**What to do**
List all the lines in these records that hold "true".

----- Provided material

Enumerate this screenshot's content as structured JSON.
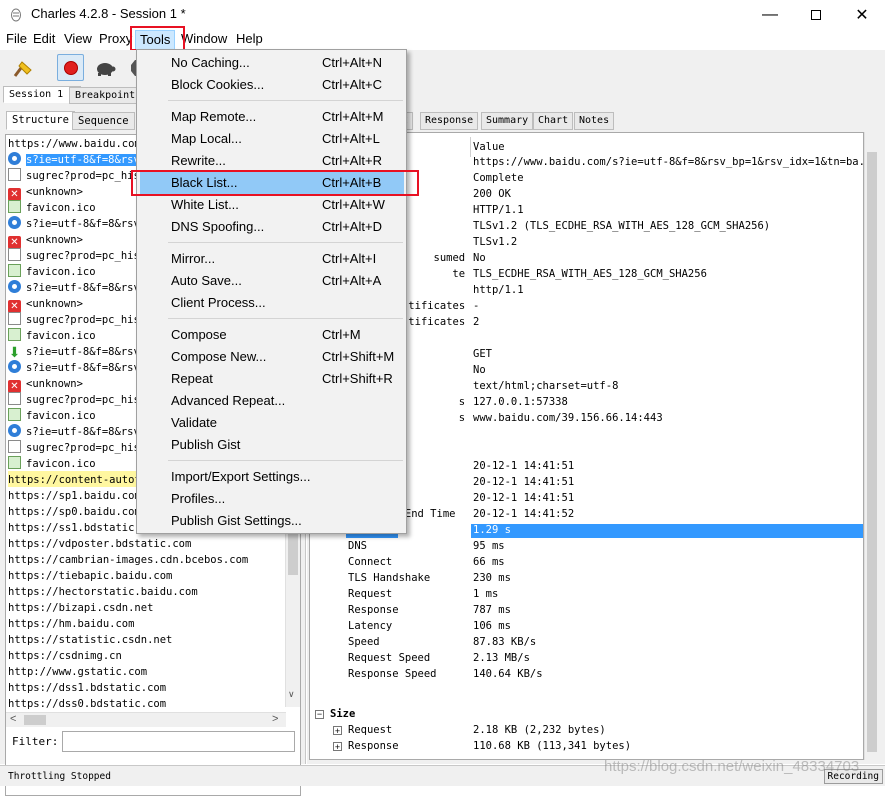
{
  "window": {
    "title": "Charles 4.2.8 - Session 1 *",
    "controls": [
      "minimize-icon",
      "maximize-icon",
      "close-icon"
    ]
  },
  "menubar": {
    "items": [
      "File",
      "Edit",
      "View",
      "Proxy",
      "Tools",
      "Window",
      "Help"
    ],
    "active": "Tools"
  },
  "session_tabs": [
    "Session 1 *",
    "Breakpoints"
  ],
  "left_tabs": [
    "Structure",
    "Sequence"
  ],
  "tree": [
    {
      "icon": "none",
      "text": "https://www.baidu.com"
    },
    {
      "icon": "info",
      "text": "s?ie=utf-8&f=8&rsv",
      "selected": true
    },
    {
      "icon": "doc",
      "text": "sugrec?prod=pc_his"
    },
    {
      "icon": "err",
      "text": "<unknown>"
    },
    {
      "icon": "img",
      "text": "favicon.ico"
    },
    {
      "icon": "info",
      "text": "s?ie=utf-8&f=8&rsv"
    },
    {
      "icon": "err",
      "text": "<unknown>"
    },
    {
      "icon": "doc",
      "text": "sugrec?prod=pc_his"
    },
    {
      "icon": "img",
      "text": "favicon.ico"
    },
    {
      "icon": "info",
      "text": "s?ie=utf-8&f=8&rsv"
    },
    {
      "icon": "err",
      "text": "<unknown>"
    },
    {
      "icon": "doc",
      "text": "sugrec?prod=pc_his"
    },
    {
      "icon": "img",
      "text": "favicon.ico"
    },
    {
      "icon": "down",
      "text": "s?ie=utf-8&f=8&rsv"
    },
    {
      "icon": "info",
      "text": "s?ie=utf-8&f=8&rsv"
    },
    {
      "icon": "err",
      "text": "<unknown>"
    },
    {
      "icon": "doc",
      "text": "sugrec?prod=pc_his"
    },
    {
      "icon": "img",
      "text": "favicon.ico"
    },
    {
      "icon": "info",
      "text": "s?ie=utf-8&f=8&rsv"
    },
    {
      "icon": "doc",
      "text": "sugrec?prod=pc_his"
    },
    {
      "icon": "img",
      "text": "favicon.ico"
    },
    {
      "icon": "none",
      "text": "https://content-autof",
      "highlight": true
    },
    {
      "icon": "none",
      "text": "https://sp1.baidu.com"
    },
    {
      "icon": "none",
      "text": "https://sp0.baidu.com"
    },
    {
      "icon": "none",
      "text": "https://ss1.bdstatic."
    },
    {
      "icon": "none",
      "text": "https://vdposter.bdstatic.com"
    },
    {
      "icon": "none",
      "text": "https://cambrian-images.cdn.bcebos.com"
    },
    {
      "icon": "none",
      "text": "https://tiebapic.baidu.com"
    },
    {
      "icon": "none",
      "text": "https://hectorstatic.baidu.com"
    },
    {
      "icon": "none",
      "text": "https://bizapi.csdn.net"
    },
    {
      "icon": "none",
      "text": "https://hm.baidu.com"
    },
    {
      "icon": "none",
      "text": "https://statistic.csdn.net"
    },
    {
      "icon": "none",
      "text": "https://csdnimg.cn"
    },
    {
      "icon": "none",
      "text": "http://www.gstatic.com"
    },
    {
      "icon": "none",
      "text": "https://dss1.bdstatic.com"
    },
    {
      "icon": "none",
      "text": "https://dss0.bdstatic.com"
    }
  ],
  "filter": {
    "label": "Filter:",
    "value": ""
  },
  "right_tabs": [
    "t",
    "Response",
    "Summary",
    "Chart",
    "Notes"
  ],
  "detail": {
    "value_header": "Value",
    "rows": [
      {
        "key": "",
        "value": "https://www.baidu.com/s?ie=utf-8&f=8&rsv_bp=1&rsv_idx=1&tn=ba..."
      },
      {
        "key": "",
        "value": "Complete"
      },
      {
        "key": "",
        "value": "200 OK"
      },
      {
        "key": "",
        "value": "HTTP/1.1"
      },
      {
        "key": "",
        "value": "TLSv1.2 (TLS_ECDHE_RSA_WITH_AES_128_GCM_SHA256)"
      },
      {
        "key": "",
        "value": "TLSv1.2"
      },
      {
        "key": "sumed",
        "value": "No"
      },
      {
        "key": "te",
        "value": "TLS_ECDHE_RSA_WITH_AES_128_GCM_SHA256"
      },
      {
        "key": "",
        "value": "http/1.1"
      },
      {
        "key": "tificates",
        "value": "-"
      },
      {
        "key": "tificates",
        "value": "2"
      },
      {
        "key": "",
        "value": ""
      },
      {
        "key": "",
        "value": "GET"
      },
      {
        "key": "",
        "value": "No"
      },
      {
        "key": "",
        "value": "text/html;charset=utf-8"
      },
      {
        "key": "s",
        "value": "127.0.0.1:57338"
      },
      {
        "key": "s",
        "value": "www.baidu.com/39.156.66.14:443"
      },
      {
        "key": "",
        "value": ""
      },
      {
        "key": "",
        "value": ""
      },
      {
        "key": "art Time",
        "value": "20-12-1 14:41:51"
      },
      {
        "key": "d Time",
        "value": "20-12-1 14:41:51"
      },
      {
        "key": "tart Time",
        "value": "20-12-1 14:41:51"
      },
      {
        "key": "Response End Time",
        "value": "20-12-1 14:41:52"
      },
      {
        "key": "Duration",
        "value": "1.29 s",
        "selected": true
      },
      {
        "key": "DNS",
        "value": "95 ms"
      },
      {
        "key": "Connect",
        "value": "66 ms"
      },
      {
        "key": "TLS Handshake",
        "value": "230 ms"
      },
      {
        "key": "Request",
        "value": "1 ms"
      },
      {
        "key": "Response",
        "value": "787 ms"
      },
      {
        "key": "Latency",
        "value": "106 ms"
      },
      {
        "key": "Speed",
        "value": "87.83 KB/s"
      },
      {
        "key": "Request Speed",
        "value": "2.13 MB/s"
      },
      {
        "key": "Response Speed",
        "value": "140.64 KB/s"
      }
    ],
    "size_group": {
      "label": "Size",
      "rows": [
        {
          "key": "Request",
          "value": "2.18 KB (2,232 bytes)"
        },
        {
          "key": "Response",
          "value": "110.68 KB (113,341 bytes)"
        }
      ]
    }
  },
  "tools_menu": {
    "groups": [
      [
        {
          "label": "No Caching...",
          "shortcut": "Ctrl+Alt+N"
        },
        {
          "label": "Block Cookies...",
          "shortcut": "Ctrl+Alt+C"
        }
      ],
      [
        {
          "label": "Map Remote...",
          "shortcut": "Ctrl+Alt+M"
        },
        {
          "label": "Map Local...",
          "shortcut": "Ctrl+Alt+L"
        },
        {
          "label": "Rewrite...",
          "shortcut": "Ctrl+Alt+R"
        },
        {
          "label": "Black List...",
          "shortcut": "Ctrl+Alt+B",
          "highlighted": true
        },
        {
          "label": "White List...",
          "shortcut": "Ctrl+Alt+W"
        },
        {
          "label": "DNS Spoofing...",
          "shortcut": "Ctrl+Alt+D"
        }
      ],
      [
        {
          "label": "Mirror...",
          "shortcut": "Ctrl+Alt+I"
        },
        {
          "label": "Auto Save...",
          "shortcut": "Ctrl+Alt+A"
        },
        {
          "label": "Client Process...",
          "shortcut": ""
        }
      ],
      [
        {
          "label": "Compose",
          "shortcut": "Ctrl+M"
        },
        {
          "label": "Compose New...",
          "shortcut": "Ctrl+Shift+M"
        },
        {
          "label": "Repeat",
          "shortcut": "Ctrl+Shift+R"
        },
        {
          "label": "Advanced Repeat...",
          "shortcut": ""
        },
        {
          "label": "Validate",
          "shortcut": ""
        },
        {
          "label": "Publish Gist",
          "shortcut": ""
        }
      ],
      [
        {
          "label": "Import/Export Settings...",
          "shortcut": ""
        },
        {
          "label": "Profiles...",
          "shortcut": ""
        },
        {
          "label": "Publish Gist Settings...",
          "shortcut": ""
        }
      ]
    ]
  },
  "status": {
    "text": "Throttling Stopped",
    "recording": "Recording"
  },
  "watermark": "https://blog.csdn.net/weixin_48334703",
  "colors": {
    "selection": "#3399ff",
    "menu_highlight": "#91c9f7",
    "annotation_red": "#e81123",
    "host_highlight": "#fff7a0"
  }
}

----------
----- Provided material

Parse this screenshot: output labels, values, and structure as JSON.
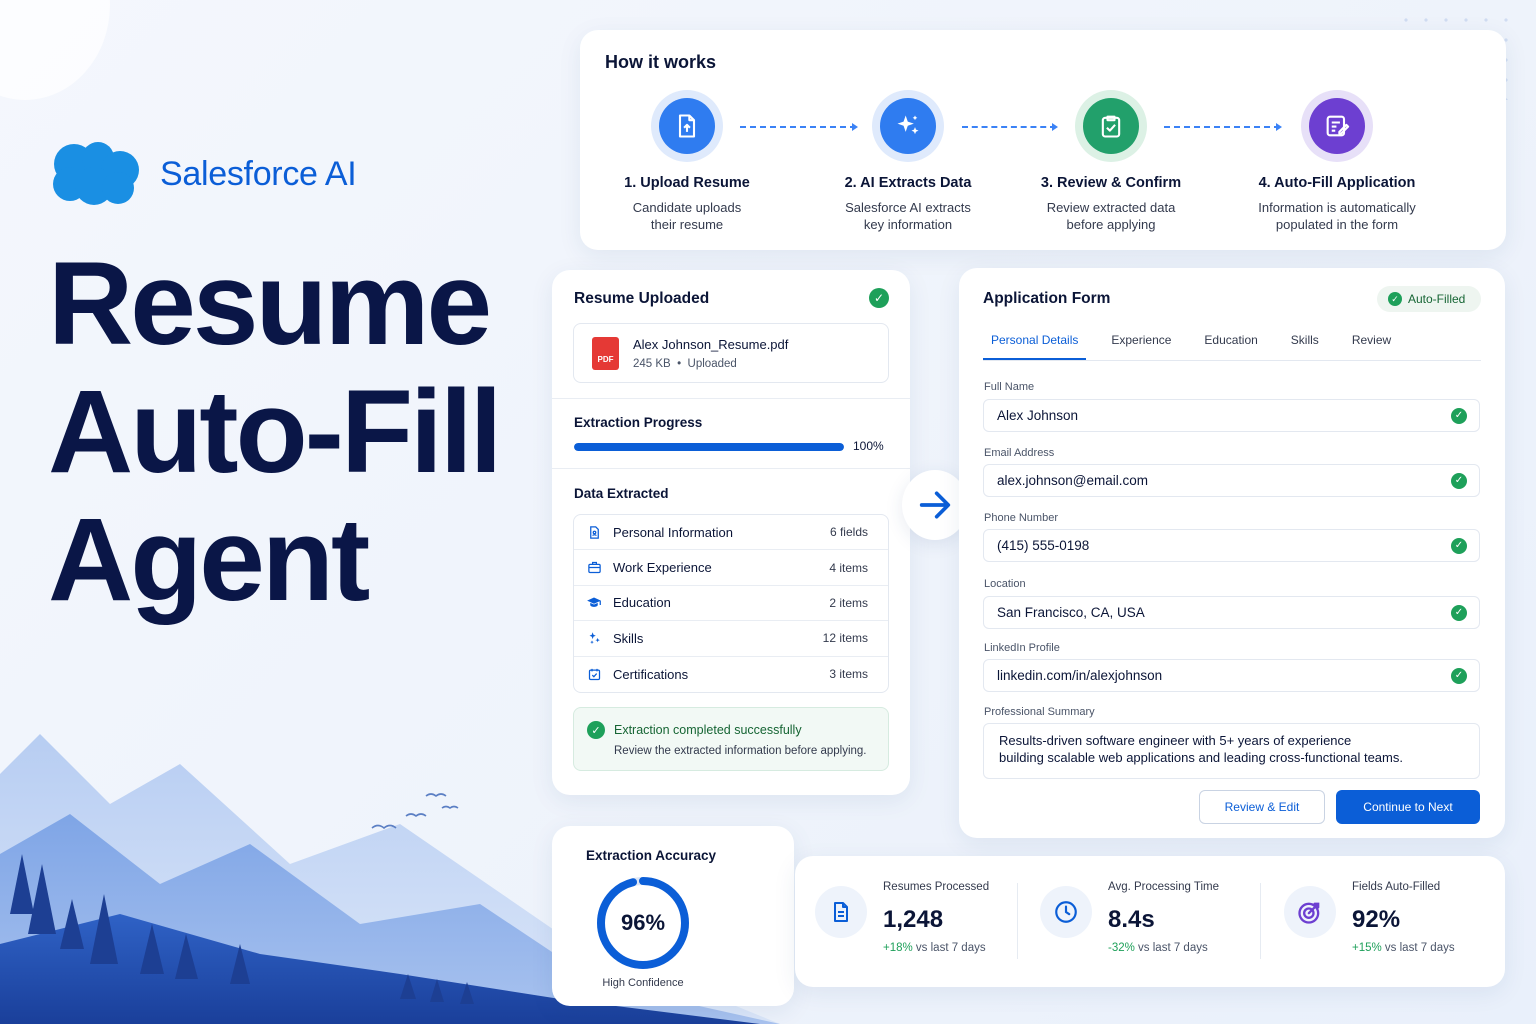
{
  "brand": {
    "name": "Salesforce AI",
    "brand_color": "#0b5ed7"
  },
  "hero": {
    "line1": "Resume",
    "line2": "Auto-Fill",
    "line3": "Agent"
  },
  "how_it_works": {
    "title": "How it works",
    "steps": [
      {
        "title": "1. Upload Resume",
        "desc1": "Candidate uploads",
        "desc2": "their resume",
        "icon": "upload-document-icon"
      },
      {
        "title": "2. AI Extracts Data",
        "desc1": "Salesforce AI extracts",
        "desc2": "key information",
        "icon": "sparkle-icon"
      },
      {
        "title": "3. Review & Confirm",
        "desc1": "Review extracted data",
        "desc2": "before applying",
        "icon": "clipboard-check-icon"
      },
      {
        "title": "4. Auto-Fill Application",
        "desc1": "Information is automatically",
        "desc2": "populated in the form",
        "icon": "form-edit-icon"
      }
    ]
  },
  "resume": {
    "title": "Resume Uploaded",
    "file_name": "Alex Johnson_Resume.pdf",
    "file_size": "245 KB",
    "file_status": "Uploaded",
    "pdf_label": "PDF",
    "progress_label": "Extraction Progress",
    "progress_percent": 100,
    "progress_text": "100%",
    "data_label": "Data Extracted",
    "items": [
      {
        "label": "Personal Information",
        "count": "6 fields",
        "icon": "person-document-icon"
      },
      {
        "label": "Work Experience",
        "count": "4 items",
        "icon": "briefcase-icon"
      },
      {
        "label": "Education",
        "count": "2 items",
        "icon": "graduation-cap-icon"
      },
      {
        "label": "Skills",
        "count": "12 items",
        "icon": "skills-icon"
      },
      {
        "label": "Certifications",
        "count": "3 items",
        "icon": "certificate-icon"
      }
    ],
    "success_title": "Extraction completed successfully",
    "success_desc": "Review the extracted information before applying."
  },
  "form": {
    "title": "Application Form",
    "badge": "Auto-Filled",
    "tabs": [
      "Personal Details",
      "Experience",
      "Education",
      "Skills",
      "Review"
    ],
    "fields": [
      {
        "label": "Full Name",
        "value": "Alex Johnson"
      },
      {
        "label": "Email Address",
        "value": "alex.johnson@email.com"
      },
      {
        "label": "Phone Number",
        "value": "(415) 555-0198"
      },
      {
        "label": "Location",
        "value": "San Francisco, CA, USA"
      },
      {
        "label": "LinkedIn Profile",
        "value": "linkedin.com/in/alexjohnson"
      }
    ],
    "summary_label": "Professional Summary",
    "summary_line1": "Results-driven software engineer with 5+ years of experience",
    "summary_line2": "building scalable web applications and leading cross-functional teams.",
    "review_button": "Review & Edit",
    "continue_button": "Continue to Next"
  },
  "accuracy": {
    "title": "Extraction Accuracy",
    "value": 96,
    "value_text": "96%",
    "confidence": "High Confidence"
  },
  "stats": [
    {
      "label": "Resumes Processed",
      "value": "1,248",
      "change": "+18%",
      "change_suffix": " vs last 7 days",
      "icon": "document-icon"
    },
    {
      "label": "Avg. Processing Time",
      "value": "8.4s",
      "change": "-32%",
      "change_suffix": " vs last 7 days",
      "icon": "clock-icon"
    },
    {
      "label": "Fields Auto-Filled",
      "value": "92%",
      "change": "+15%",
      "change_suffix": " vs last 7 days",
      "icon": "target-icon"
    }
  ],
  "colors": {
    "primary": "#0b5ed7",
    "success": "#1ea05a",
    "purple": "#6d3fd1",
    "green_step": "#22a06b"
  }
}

----------

**Answer for the task**
      "selected": true
      "highlight": true
        "selected": true
          "highlighted": true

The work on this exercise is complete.